**What to work on**.
Find the string "Pflanzen" in the records. Copy every line it appears in.

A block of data

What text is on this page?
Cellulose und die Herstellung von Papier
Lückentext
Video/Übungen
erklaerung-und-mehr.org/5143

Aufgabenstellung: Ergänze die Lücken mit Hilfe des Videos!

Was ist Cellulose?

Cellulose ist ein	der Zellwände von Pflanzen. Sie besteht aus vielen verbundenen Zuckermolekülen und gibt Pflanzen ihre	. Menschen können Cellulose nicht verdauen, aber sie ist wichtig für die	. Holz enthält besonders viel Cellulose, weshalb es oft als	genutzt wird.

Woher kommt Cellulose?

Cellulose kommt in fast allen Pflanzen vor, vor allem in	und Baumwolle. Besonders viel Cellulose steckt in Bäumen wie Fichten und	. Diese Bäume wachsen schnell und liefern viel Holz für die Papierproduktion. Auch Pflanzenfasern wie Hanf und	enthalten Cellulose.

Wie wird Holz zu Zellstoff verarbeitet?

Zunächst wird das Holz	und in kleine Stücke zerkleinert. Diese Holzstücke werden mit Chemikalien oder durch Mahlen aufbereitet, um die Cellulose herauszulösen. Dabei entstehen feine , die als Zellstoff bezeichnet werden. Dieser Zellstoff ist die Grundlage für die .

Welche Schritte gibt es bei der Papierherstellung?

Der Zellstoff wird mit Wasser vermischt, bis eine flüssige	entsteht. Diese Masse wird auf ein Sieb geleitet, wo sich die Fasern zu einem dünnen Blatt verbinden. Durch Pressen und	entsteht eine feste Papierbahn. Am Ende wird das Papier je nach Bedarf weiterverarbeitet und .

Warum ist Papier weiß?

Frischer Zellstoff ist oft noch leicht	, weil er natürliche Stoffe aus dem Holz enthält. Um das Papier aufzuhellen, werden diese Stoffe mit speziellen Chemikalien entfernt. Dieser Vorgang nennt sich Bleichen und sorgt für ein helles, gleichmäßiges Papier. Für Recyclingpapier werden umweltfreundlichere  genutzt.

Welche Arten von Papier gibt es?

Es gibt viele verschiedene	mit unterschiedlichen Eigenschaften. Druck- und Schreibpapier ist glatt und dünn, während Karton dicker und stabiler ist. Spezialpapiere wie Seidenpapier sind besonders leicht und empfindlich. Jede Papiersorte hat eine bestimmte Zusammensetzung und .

**Written response**.
Cellulose ist ein	der Zellwände von Pflanzen. Sie besteht aus vielen verbundenen Zuckermolekülen und gibt Pflanzen ihre	. Menschen können Cellulose nicht verdauen, aber sie ist wichtig für die	. Holz enthält besonders viel Cellulose, weshalb es oft als	genutzt wird.
Cellulose kommt in fast allen Pflanzen vor, vor allem in	und Baumwolle. Besonders viel Cellulose steckt in Bäumen wie Fichten und	. Diese Bäume wachsen schnell und liefern viel Holz für die Papierproduktion. Auch Pflanzenfasern wie Hanf und	enthalten Cellulose.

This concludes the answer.